→ **WHAT IS BEING ASKED**
Below is a set of records; print all of them exactly as written.
===== SUPPLIED DATA =====
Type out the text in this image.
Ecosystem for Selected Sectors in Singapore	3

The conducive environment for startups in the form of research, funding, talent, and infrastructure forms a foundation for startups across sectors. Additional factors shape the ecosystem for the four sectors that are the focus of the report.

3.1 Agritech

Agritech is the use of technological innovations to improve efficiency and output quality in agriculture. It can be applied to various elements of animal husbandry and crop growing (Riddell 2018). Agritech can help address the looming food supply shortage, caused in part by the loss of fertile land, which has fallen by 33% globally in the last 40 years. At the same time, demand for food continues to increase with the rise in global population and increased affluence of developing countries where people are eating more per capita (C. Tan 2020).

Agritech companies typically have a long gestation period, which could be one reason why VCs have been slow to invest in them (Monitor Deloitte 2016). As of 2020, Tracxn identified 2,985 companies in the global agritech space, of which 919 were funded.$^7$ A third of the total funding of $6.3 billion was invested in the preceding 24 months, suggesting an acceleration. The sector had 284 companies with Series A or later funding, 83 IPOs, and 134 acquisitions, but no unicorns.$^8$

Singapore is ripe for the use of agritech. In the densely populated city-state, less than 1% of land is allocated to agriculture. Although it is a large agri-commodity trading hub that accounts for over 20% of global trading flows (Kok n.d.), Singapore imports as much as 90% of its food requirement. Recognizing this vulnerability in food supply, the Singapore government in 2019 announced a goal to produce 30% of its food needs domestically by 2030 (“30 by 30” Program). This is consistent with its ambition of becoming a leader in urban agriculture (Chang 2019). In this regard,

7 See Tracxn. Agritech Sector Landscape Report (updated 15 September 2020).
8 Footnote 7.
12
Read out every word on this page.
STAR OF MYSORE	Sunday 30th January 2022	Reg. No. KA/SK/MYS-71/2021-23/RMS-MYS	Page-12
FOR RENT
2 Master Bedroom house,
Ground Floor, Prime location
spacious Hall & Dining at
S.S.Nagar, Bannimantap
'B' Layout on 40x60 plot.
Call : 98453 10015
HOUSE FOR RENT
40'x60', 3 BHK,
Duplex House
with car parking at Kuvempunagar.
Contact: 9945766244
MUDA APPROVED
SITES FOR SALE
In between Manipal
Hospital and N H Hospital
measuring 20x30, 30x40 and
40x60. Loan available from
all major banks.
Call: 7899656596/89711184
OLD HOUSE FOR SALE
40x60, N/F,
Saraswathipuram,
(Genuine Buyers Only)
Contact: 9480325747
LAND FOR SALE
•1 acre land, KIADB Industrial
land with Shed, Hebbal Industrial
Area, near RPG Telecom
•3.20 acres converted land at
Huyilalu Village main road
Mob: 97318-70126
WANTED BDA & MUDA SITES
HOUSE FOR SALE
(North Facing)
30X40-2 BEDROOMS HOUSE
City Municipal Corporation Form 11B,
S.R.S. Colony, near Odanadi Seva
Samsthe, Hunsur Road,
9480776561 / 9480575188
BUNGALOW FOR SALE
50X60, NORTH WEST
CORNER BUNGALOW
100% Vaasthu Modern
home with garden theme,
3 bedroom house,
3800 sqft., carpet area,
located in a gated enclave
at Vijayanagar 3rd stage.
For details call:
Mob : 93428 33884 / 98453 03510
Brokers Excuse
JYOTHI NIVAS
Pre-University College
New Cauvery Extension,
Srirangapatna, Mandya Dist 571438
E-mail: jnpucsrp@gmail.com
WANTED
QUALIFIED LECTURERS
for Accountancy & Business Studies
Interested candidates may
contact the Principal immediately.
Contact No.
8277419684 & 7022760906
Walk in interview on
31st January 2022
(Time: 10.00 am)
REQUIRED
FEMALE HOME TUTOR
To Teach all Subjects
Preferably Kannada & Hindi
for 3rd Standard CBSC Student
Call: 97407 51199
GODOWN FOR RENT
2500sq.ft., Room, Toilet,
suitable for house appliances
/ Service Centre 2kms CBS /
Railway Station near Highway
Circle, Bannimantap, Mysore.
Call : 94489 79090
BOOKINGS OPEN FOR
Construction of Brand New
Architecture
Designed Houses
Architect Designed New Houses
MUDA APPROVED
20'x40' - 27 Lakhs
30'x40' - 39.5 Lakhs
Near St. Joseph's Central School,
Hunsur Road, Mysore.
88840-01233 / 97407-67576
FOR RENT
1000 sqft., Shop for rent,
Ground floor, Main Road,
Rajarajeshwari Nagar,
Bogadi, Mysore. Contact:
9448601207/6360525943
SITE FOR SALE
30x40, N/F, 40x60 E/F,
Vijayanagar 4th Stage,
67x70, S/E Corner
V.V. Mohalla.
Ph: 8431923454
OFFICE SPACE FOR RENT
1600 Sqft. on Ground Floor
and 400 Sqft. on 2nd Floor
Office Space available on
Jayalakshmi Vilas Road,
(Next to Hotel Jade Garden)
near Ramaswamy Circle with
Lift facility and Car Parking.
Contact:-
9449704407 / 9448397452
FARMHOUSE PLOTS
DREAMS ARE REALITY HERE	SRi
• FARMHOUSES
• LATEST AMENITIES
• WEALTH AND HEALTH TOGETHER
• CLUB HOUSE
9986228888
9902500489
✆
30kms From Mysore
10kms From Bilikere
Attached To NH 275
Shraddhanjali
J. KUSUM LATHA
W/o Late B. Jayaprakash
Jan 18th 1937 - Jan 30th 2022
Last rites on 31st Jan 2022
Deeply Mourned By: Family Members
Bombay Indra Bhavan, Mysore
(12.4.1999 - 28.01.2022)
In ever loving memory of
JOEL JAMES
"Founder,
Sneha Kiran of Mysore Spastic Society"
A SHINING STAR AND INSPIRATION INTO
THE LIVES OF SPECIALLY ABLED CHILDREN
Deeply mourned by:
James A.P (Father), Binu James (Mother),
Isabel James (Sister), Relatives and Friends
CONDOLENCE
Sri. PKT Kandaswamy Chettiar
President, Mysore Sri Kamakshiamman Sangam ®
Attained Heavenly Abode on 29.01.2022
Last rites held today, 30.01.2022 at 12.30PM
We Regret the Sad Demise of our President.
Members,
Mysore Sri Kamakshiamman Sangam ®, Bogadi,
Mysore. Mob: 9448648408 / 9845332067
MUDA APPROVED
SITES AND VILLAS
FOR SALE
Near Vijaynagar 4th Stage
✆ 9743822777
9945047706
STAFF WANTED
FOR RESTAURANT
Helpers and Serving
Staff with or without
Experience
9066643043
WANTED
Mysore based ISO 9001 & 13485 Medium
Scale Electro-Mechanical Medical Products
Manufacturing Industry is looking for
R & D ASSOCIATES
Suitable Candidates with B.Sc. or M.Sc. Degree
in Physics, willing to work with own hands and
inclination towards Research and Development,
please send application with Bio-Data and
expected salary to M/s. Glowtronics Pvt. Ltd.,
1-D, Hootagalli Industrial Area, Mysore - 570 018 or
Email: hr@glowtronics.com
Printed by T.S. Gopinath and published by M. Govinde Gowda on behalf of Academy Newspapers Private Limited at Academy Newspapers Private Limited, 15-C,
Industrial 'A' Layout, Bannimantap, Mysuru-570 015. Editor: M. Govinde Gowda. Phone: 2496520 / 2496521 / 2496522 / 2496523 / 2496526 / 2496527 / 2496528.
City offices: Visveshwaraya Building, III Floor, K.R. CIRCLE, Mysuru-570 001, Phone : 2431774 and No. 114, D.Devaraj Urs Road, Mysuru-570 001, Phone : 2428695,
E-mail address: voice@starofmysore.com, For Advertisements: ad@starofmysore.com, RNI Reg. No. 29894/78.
=====
→ **EXERCISE SOLUTION**
Type out the text in this image.
Ecosystem for Selected Sectors in Singapore	3

The conducive environment for startups in the form of research, funding, talent, and infrastructure forms a foundation for startups across sectors. Additional factors shape the ecosystem for the four sectors that are the focus of the report.

3.1 Agritech

Agritech is the use of technological innovations to improve efficiency and output quality in agriculture. It can be applied to various elements of animal husbandry and crop growing (Riddell 2018). Agritech can help address the looming food supply shortage, caused in part by the loss of fertile land, which has fallen by 33% globally in the last 40 years. At the same time, demand for food continues to increase with the rise in global population and increased affluence of developing countries where people are eating more per capita (C. Tan 2020).

Agritech companies typically have a long gestation period, which could be one reason why VCs have been slow to invest in them (Monitor Deloitte 2016). As of 2020, Tracxn identified 2,985 companies in the global agritech space, of which 919 were funded.$^7$ A third of the total funding of $6.3 billion was invested in the preceding 24 months, suggesting an acceleration. The sector had 284 companies with Series A or later funding, 83 IPOs, and 134 acquisitions, but no unicorns.$^8$

Singapore is ripe for the use of agritech. In the densely populated city-state, less than 1% of land is allocated to agriculture. Although it is a large agri-commodity trading hub that accounts for over 20% of global trading flows (Kok n.d.), Singapore imports as much as 90% of its food requirement. Recognizing this vulnerability in food supply, the Singapore government in 2019 announced a goal to produce 30% of its food needs domestically by 2030 (“30 by 30” Program). This is consistent with its ambition of becoming a leader in urban agriculture (Chang 2019). In this regard,

7 See Tracxn. Agritech Sector Landscape Report (updated 15 September 2020).
8 Footnote 7.
12
Read out every word on this page.
STAR OF MYSORE	Sunday 30th January 2022	Reg. No. KA/SK/MYS-71/2021-23/RMS-MYS	Page-12
FOR RENT
2 Master Bedroom house,
Ground Floor, Prime location
spacious Hall & Dining at
S.S.Nagar, Bannimantap
'B' Layout on 40x60 plot.
Call : 98453 10015
HOUSE FOR RENT
40'x60', 3 BHK,
Duplex House
with car parking at Kuvempunagar.
Contact: 9945766244
MUDA APPROVED
SITES FOR SALE
In between Manipal
Hospital and N H Hospital
measuring 20x30, 30x40 and
40x60. Loan available from
all major banks.
Call: 7899656596/89711184
OLD HOUSE FOR SALE
40x60, N/F,
Saraswathipuram,
(Genuine Buyers Only)
Contact: 9480325747
LAND FOR SALE
•1 acre land, KIADB Industrial
land with Shed, Hebbal Industrial
Area, near RPG Telecom
•3.20 acres converted land at
Huyilalu Village main road
Mob: 97318-70126
WANTED BDA & MUDA SITES
HOUSE FOR SALE
(North Facing)
30X40-2 BEDROOMS HOUSE
City Municipal Corporation Form 11B,
S.R.S. Colony, near Odanadi Seva
Samsthe, Hunsur Road,
9480776561 / 9480575188
BUNGALOW FOR SALE
50X60, NORTH WEST
CORNER BUNGALOW
100% Vaasthu Modern
home with garden theme,
3 bedroom house,
3800 sqft., carpet area,
located in a gated enclave
at Vijayanagar 3rd stage.
For details call:
Mob : 93428 33884 / 98453 03510
Brokers Excuse
JYOTHI NIVAS
Pre-University College
New Cauvery Extension,
Srirangapatna, Mandya Dist 571438
E-mail: jnpucsrp@gmail.com
WANTED
QUALIFIED LECTURERS
for Accountancy & Business Studies
Interested candidates may
contact the Principal immediately.
Contact No.
8277419684 & 7022760906
Walk in interview on
31st January 2022
(Time: 10.00 am)
REQUIRED
FEMALE HOME TUTOR
To Teach all Subjects
Preferably Kannada & Hindi
for 3rd Standard CBSC Student
Call: 97407 51199
GODOWN FOR RENT
2500sq.ft., Room, Toilet,
suitable for house appliances
/ Service Centre 2kms CBS /
Railway Station near Highway
Circle, Bannimantap, Mysore.
Call : 94489 79090
BOOKINGS OPEN FOR
Construction of Brand New
Architecture
Designed Houses
Architect Designed New Houses
MUDA APPROVED
20'x40' - 27 Lakhs
30'x40' - 39.5 Lakhs
Near St. Joseph's Central School,
Hunsur Road, Mysore.
88840-01233 / 97407-67576
FOR RENT
1000 sqft., Shop for rent,
Ground floor, Main Road,
Rajarajeshwari Nagar,
Bogadi, Mysore. Contact:
9448601207/6360525943
SITE FOR SALE
30x40, N/F, 40x60 E/F,
Vijayanagar 4th Stage,
67x70, S/E Corner
V.V. Mohalla.
Ph: 8431923454
OFFICE SPACE FOR RENT
1600 Sqft. on Ground Floor
and 400 Sqft. on 2nd Floor
Office Space available on
Jayalakshmi Vilas Road,
(Next to Hotel Jade Garden)
near Ramaswamy Circle with
Lift facility and Car Parking.
Contact:-
9449704407 / 9448397452
FARMHOUSE PLOTS
DREAMS ARE REALITY HERE	SRi
• FARMHOUSES
• LATEST AMENITIES
• WEALTH AND HEALTH TOGETHER
• CLUB HOUSE
9986228888
9902500489
✆
30kms From Mysore
10kms From Bilikere
Attached To NH 275
Shraddhanjali
J. KUSUM LATHA
W/o Late B. Jayaprakash
Jan 18th 1937 - Jan 30th 2022
Last rites on 31st Jan 2022
Deeply Mourned By: Family Members
Bombay Indra Bhavan, Mysore
(12.4.1999 - 28.01.2022)
In ever loving memory of
JOEL JAMES
"Founder,
Sneha Kiran of Mysore Spastic Society"
A SHINING STAR AND INSPIRATION INTO
THE LIVES OF SPECIALLY ABLED CHILDREN
Deeply mourned by:
James A.P (Father), Binu James (Mother),
Isabel James (Sister), Relatives and Friends
CONDOLENCE
Sri. PKT Kandaswamy Chettiar
President, Mysore Sri Kamakshiamman Sangam ®
Attained Heavenly Abode on 29.01.2022
Last rites held today, 30.01.2022 at 12.30PM
We Regret the Sad Demise of our President.
Members,
Mysore Sri Kamakshiamman Sangam ®, Bogadi,
Mysore. Mob: 9448648408 / 9845332067
MUDA APPROVED
SITES AND VILLAS
FOR SALE
Near Vijaynagar 4th Stage
✆ 9743822777
9945047706
STAFF WANTED
FOR RESTAURANT
Helpers and Serving
Staff with or without
Experience
9066643043
WANTED
Mysore based ISO 9001 & 13485 Medium
Scale Electro-Mechanical Medical Products
Manufacturing Industry is looking for
R & D ASSOCIATES
Suitable Candidates with B.Sc. or M.Sc. Degree
in Physics, willing to work with own hands and
inclination towards Research and Development,
please send application with Bio-Data and
expected salary to M/s. Glowtronics Pvt. Ltd.,
1-D, Hootagalli Industrial Area, Mysore - 570 018 or
Email: hr@glowtronics.com
Printed by T.S. Gopinath and published by M. Govinde Gowda on behalf of Academy Newspapers Private Limited at Academy Newspapers Private Limited, 15-C,
Industrial 'A' Layout, Bannimantap, Mysuru-570 015. Editor: M. Govinde Gowda. Phone: 2496520 / 2496521 / 2496522 / 2496523 / 2496526 / 2496527 / 2496528.
City offices: Visveshwaraya Building, III Floor, K.R. CIRCLE, Mysuru-570 001, Phone : 2431774 and No. 114, D.Devaraj Urs Road, Mysuru-570 001, Phone : 2428695,
E-mail address: voice@starofmysore.com, For Advertisements: ad@starofmysore.com, RNI Reg. No. 29894/78.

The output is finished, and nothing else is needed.